(REQUIREMENT):
Scan each line of the records for the word "screenshot" and extract the ones that have it.

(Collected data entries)
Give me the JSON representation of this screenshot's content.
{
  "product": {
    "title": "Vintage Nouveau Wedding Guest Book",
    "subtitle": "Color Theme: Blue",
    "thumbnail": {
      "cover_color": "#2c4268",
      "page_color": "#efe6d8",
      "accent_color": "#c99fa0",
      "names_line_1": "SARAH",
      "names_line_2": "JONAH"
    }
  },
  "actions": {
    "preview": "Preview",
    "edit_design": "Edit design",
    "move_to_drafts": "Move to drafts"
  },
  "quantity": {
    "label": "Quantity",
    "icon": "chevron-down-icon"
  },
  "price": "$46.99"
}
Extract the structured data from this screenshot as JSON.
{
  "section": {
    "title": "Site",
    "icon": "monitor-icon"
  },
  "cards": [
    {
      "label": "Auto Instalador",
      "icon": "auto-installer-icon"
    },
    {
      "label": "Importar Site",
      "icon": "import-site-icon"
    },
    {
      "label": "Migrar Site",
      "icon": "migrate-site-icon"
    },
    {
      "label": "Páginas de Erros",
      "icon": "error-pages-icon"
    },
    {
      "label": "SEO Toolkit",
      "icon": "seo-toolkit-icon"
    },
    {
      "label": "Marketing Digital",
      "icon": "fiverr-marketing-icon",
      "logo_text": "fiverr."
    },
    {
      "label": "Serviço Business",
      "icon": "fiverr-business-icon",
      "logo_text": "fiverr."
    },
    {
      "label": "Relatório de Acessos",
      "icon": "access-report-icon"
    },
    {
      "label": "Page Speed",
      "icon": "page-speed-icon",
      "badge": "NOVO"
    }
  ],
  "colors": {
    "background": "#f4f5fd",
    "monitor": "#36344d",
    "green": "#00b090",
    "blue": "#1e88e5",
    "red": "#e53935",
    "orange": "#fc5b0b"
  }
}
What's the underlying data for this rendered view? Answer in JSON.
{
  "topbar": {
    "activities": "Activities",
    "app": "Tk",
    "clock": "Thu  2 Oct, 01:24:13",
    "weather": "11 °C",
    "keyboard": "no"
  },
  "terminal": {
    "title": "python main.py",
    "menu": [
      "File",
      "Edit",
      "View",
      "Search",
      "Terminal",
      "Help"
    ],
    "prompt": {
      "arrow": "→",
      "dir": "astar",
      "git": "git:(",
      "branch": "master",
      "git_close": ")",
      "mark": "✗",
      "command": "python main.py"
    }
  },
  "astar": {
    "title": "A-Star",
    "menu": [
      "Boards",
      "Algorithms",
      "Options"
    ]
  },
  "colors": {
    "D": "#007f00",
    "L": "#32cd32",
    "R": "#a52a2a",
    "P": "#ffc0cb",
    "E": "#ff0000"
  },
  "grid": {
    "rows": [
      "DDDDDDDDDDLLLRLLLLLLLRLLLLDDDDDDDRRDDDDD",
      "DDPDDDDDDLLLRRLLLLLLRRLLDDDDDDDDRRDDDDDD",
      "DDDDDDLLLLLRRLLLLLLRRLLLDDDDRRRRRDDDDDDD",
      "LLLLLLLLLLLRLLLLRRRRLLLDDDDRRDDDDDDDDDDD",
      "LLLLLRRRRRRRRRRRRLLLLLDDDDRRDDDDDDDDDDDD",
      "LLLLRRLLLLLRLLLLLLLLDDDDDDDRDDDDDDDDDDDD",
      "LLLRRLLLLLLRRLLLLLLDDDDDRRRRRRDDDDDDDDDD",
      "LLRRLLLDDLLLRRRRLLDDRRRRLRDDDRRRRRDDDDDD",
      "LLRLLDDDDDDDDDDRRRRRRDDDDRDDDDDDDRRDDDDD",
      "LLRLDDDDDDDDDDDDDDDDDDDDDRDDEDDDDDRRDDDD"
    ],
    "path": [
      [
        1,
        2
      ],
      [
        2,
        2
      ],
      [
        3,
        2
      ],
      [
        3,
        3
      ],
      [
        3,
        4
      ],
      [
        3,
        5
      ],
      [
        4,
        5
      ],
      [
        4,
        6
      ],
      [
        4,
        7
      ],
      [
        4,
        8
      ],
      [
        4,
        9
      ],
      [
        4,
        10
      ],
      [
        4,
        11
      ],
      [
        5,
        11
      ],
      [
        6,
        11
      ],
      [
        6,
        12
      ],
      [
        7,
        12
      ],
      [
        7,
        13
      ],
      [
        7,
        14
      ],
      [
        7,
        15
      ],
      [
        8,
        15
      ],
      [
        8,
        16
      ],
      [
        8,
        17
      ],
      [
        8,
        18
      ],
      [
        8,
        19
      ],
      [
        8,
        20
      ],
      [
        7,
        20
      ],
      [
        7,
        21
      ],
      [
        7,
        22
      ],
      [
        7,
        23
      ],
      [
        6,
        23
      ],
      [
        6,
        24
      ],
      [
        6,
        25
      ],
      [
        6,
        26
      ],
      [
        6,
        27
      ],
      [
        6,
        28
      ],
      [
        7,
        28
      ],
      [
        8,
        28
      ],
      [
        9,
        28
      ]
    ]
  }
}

(OUTPUT FOR THIS EXERCISE):
Give me the JSON representation of this screenshot's content.
Extract the structured data from this screenshot as JSON.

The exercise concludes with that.